**Problem**
Read through the data and report every line in which the word "JSON" occurs.
#### Exercise inputs ####
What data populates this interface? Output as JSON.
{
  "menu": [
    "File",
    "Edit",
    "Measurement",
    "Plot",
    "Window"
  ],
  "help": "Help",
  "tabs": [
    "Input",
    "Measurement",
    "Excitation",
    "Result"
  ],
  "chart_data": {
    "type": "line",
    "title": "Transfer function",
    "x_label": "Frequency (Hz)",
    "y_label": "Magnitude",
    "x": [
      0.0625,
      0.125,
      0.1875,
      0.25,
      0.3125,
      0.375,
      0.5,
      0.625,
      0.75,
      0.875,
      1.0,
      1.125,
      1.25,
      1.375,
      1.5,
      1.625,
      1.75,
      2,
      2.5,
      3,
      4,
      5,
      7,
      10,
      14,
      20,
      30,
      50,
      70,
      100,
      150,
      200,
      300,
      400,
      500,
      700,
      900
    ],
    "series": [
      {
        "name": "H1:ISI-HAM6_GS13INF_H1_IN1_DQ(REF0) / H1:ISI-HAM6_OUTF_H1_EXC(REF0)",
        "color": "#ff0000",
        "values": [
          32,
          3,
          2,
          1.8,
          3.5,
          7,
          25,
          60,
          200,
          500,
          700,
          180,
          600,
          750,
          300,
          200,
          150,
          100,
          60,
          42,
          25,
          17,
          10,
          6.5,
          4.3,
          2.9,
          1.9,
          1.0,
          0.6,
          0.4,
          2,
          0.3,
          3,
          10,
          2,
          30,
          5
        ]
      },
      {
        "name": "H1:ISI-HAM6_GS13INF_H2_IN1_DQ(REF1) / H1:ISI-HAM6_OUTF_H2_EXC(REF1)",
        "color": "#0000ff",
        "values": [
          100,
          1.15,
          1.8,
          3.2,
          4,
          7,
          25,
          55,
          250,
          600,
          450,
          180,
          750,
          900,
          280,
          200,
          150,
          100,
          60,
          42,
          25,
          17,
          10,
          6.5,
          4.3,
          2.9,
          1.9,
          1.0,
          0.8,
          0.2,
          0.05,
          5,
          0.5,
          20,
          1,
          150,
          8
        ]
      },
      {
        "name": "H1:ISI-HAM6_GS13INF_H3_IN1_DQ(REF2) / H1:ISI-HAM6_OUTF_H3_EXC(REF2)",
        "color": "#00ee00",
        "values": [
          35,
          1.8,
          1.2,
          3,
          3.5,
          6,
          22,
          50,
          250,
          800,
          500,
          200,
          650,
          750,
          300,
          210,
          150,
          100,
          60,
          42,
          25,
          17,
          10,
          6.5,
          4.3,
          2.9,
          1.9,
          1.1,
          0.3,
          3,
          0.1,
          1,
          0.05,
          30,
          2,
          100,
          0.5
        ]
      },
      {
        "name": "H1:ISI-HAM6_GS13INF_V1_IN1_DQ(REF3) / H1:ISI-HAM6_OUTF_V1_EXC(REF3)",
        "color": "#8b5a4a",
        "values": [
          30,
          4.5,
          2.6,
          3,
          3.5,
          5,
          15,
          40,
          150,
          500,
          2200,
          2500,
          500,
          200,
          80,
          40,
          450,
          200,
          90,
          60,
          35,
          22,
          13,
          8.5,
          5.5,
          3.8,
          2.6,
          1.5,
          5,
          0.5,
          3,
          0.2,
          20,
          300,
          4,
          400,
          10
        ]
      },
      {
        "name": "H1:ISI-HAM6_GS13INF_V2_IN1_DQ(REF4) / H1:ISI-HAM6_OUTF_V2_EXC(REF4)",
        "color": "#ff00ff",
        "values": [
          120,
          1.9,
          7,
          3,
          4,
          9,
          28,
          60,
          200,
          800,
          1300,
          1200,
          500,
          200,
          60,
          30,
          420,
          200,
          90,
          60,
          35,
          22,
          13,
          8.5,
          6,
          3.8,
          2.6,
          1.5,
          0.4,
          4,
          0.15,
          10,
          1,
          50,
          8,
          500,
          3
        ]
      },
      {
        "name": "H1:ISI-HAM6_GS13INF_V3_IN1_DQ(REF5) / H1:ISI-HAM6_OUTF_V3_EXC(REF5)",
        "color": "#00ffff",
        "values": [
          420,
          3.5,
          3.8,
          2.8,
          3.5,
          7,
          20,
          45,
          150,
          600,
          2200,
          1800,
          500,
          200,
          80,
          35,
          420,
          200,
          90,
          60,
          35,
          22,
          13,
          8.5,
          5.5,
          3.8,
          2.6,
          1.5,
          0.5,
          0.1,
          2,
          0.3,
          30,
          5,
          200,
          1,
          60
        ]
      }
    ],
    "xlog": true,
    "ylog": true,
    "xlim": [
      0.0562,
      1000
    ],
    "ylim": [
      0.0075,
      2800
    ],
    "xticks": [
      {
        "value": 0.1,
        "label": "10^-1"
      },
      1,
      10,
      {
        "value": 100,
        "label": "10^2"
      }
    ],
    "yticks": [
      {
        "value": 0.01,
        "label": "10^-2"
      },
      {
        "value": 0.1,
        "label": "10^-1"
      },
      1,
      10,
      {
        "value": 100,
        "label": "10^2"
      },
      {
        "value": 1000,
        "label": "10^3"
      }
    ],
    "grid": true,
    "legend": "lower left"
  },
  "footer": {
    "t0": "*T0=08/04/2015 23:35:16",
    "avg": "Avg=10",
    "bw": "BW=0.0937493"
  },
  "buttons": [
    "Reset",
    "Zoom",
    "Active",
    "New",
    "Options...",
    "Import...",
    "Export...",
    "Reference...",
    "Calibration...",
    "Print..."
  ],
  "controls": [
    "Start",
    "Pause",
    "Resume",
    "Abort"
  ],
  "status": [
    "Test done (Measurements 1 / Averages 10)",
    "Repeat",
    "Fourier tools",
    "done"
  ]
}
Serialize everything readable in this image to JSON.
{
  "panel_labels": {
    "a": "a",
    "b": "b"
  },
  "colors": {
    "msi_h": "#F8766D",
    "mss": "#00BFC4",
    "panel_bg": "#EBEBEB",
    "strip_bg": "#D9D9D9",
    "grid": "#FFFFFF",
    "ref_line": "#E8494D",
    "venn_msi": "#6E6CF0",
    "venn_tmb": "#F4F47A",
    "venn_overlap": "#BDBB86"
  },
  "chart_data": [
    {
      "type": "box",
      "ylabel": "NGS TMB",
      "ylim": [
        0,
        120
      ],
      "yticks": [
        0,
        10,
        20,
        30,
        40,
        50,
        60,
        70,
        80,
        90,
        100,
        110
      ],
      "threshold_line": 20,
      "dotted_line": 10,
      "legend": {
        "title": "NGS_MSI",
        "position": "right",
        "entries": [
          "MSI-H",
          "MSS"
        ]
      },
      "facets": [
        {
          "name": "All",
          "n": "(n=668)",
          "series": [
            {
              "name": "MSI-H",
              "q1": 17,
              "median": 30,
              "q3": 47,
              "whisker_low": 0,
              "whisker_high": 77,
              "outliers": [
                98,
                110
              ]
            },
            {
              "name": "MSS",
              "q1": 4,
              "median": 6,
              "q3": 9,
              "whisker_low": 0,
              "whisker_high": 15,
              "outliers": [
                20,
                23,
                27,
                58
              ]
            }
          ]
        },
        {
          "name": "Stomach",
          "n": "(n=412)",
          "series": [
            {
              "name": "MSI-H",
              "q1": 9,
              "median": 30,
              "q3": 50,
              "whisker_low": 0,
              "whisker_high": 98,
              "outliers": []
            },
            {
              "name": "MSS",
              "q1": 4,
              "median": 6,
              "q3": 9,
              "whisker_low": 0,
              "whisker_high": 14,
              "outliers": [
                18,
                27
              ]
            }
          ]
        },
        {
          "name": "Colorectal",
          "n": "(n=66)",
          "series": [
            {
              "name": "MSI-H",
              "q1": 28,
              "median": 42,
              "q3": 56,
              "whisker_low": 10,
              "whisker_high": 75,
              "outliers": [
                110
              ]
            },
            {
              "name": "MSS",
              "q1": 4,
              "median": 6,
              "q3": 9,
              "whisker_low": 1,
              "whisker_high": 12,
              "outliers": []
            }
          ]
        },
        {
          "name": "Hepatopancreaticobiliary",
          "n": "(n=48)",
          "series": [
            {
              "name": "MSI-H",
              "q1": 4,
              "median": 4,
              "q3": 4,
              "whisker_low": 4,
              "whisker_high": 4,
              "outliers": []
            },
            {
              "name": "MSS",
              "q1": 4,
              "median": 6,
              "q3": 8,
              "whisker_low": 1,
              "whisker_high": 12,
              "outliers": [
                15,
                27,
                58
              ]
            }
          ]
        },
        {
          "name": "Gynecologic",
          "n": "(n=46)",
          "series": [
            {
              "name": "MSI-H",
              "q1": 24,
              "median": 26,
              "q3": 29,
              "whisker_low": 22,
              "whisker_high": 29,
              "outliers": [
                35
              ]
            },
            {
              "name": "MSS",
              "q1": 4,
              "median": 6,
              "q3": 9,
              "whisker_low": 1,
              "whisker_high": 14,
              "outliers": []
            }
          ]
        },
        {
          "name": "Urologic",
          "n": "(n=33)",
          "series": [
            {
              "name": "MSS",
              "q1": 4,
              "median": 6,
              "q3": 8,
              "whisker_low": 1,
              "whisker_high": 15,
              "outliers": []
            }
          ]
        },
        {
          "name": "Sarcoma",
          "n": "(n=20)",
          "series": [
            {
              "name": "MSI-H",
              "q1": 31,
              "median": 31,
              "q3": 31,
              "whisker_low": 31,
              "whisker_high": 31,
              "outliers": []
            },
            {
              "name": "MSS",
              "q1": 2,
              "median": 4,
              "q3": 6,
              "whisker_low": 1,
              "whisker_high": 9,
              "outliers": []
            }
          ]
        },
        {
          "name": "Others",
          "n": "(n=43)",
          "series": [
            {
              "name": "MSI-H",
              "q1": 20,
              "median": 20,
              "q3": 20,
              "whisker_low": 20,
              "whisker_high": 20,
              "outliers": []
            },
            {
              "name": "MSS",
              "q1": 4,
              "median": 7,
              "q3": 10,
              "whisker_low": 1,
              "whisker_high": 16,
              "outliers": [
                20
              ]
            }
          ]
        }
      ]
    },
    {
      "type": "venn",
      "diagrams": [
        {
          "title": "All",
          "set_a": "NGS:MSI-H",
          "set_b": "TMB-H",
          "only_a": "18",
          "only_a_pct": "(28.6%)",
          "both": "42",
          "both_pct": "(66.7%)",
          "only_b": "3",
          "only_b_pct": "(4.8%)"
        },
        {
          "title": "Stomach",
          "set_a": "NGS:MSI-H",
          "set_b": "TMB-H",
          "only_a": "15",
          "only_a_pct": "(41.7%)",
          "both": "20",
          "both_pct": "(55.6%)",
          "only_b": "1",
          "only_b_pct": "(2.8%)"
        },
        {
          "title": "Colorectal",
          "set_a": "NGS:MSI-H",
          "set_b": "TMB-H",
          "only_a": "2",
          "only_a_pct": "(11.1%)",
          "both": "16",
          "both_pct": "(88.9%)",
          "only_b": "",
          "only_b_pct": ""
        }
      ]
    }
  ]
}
####
**Result**
What data populates this interface? Output as JSON.
Serialize everything readable in this image to JSON.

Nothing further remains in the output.